_Task brief_
Below are some entries; can you quote all of them exactly?

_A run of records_
_ _ _ _

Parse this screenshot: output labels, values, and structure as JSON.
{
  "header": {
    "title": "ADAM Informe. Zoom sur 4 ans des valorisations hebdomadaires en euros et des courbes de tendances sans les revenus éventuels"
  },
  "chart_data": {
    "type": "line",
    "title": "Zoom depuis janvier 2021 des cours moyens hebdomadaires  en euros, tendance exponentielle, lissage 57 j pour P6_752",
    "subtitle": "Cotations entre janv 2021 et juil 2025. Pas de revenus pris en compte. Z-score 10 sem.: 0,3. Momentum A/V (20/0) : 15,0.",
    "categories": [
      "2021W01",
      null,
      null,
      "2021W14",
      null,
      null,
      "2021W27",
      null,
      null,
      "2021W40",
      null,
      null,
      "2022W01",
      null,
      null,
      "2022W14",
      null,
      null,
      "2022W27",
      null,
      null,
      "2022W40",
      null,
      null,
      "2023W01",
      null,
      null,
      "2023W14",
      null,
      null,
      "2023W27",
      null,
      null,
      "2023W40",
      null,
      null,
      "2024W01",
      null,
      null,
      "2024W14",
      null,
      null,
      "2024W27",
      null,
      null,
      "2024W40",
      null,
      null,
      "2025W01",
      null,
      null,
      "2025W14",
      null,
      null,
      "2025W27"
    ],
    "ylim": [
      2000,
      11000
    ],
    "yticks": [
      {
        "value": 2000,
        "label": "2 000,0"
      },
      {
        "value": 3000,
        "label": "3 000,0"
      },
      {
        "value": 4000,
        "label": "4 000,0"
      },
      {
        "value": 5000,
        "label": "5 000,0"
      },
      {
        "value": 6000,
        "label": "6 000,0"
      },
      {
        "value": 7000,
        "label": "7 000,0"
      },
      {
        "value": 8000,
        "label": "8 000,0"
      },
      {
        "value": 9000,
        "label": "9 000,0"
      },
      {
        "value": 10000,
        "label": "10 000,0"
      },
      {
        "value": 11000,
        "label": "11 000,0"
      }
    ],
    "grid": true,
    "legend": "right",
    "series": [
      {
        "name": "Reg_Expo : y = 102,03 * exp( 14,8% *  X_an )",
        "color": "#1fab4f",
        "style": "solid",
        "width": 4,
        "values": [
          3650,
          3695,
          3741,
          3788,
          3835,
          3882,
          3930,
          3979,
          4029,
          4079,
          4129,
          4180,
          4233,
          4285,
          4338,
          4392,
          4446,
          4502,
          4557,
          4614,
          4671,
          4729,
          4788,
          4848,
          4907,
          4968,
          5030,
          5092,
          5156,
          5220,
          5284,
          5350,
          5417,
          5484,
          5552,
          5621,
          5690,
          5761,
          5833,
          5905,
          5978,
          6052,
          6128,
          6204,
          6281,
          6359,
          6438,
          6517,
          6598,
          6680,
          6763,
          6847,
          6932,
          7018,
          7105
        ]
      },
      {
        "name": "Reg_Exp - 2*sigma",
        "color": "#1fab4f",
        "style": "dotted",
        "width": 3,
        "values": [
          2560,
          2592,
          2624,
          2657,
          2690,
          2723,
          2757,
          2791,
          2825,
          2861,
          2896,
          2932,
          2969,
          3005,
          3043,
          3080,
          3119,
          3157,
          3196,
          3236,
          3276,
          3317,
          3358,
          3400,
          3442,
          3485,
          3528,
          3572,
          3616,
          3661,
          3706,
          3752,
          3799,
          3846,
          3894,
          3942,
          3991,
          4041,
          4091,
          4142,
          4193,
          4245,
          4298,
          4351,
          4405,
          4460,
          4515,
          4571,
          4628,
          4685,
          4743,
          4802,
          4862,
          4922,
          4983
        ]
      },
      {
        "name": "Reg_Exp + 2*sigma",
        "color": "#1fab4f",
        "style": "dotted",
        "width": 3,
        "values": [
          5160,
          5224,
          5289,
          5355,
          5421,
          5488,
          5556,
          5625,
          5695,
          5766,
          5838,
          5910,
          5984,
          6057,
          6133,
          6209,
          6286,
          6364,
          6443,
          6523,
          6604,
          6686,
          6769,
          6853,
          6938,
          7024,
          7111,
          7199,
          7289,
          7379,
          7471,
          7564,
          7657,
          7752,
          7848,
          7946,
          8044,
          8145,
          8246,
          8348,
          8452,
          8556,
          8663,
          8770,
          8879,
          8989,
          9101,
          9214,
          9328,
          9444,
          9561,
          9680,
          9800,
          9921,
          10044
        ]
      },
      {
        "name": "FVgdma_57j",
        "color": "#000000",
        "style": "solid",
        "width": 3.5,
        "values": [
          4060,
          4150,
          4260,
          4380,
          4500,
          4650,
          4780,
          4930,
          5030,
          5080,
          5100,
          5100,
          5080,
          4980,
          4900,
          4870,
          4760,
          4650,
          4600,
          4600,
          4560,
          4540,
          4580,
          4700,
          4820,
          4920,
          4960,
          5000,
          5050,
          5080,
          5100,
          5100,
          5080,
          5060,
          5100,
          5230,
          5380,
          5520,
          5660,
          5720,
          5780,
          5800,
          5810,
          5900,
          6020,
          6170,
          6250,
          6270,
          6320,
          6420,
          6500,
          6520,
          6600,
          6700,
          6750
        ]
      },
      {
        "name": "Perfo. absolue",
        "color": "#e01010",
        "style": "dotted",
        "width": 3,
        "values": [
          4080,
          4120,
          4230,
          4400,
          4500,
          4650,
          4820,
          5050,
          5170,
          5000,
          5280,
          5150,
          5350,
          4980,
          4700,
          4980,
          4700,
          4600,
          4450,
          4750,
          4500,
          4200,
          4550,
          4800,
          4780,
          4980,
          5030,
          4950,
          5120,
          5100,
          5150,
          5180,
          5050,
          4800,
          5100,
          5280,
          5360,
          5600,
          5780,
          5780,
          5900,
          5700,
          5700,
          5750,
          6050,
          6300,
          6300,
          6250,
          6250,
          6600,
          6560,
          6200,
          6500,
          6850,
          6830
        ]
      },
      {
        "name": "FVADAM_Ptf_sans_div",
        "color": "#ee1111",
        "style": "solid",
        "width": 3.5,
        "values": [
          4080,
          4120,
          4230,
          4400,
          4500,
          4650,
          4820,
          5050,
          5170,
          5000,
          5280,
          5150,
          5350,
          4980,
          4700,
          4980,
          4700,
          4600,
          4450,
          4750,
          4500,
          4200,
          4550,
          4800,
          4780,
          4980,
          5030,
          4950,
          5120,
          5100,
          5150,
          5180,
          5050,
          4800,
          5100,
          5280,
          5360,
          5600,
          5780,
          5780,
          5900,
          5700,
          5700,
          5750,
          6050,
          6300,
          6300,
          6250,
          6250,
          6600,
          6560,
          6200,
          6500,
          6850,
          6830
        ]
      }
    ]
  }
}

_ _ _ _

_Complete response_
Parse this screenshot: output labels, values, and structure as JSON.
{
  "header": {
    "title": "ADAM Informe. Zoom sur 4 ans des valorisations hebdomadaires en euros et des courbes de tendances sans les revenus éventuels"
  },
  "chart_data": {
    "type": "line",
    "title": "Zoom depuis janvier 2021 des cours moyens hebdomadaires  en euros, tendance exponentielle, lissage 57 j pour P6_752",
    "subtitle": "Cotations entre janv 2021 et juil 2025. Pas de revenus pris en compte. Z-score 10 sem.: 0,3. Momentum A/V (20/0) : 15,0.",
    "categories": [
      "2021W01",
      null,
      null,
      "2021W14",
      null,
      null,
      "2021W27",
      null,
      null,
      "2021W40",
      null,
      null,
      "2022W01",
      null,
      null,
      "2022W14",
      null,
      null,
      "2022W27",
      null,
      null,
      "2022W40",
      null,
      null,
      "2023W01",
      null,
      null,
      "2023W14",
      null,
      null,
      "2023W27",
      null,
      null,
      "2023W40",
      null,
      null,
      "2024W01",
      null,
      null,
      "2024W14",
      null,
      null,
      "2024W27",
      null,
      null,
      "2024W40",
      null,
      null,
      "2025W01",
      null,
      null,
      "2025W14",
      null,
      null,
      "2025W27"
    ],
    "ylim": [
      2000,
      11000
    ],
    "yticks": [
      {
        "value": 2000,
        "label": "2 000,0"
      },
      {
        "value": 3000,
        "label": "3 000,0"
      },
      {
        "value": 4000,
        "label": "4 000,0"
      },
      {
        "value": 5000,
        "label": "5 000,0"
      },
      {
        "value": 6000,
        "label": "6 000,0"
      },
      {
        "value": 7000,
        "label": "7 000,0"
      },
      {
        "value": 8000,
        "label": "8 000,0"
      },
      {
        "value": 9000,
        "label": "9 000,0"
      },
      {
        "value": 10000,
        "label": "10 000,0"
      },
      {
        "value": 11000,
        "label": "11 000,0"
      }
    ],
    "grid": true,
    "legend": "right",
    "series": [
      {
        "name": "Reg_Expo : y = 102,03 * exp( 14,8% *  X_an )",
        "color": "#1fab4f",
        "style": "solid",
        "width": 4,
        "values": [
          3650,
          3695,
          3741,
          3788,
          3835,
          3882,
          3930,
          3979,
          4029,
          4079,
          4129,
          4180,
          4233,
          4285,
          4338,
          4392,
          4446,
          4502,
          4557,
          4614,
          4671,
          4729,
          4788,
          4848,
          4907,
          4968,
          5030,
          5092,
          5156,
          5220,
          5284,
          5350,
          5417,
          5484,
          5552,
          5621,
          5690,
          5761,
          5833,
          5905,
          5978,
          6052,
          6128,
          6204,
          6281,
          6359,
          6438,
          6517,
          6598,
          6680,
          6763,
          6847,
          6932,
          7018,
          7105
        ]
      },
      {
        "name": "Reg_Exp - 2*sigma",
        "color": "#1fab4f",
        "style": "dotted",
        "width": 3,
        "values": [
          2560,
          2592,
          2624,
          2657,
          2690,
          2723,
          2757,
          2791,
          2825,
          2861,
          2896,
          2932,
          2969,
          3005,
          3043,
          3080,
          3119,
          3157,
          3196,
          3236,
          3276,
          3317,
          3358,
          3400,
          3442,
          3485,
          3528,
          3572,
          3616,
          3661,
          3706,
          3752,
          3799,
          3846,
          3894,
          3942,
          3991,
          4041,
          4091,
          4142,
          4193,
          4245,
          4298,
          4351,
          4405,
          4460,
          4515,
          4571,
          4628,
          4685,
          4743,
          4802,
          4862,
          4922,
          4983
        ]
      },
      {
        "name": "Reg_Exp + 2*sigma",
        "color": "#1fab4f",
        "style": "dotted",
        "width": 3,
        "values": [
          5160,
          5224,
          5289,
          5355,
          5421,
          5488,
          5556,
          5625,
          5695,
          5766,
          5838,
          5910,
          5984,
          6057,
          6133,
          6209,
          6286,
          6364,
          6443,
          6523,
          6604,
          6686,
          6769,
          6853,
          6938,
          7024,
          7111,
          7199,
          7289,
          7379,
          7471,
          7564,
          7657,
          7752,
          7848,
          7946,
          8044,
          8145,
          8246,
          8348,
          8452,
          8556,
          8663,
          8770,
          8879,
          8989,
          9101,
          9214,
          9328,
          9444,
          9561,
          9680,
          9800,
          9921,
          10044
        ]
      },
      {
        "name": "FVgdma_57j",
        "color": "#000000",
        "style": "solid",
        "width": 3.5,
        "values": [
          4060,
          4150,
          4260,
          4380,
          4500,
          4650,
          4780,
          4930,
          5030,
          5080,
          5100,
          5100,
          5080,
          4980,
          4900,
          4870,
          4760,
          4650,
          4600,
          4600,
          4560,
          4540,
          4580,
          4700,
          4820,
          4920,
          4960,
          5000,
          5050,
          5080,
          5100,
          5100,
          5080,
          5060,
          5100,
          5230,
          5380,
          5520,
          5660,
          5720,
          5780,
          5800,
          5810,
          5900,
          6020,
          6170,
          6250,
          6270,
          6320,
          6420,
          6500,
          6520,
          6600,
          6700,
          6750
        ]
      },
      {
        "name": "Perfo. absolue",
        "color": "#e01010",
        "style": "dotted",
        "width": 3,
        "values": [
          4080,
          4120,
          4230,
          4400,
          4500,
          4650,
          4820,
          5050,
          5170,
          5000,
          5280,
          5150,
          5350,
          4980,
          4700,
          4980,
          4700,
          4600,
          4450,
          4750,
          4500,
          4200,
          4550,
          4800,
          4780,
          4980,
          5030,
          4950,
          5120,
          5100,
          5150,
          5180,
          5050,
          4800,
          5100,
          5280,
          5360,
          5600,
          5780,
          5780,
          5900,
          5700,
          5700,
          5750,
          6050,
          6300,
          6300,
          6250,
          6250,
          6600,
          6560,
          6200,
          6500,
          6850,
          6830
        ]
      },
      {
        "name": "FVADAM_Ptf_sans_div",
        "color": "#ee1111",
        "style": "solid",
        "width": 3.5,
        "values": [
          4080,
          4120,
          4230,
          4400,
          4500,
          4650,
          4820,
          5050,
          5170,
          5000,
          5280,
          5150,
          5350,
          4980,
          4700,
          4980,
          4700,
          4600,
          4450,
          4750,
          4500,
          4200,
          4550,
          4800,
          4780,
          4980,
          5030,
          4950,
          5120,
          5100,
          5150,
          5180,
          5050,
          4800,
          5100,
          5280,
          5360,
          5600,
          5780,
          5780,
          5900,
          5700,
          5700,
          5750,
          6050,
          6300,
          6300,
          6250,
          6250,
          6600,
          6560,
          6200,
          6500,
          6850,
          6830
        ]
      }
    ]
  }
}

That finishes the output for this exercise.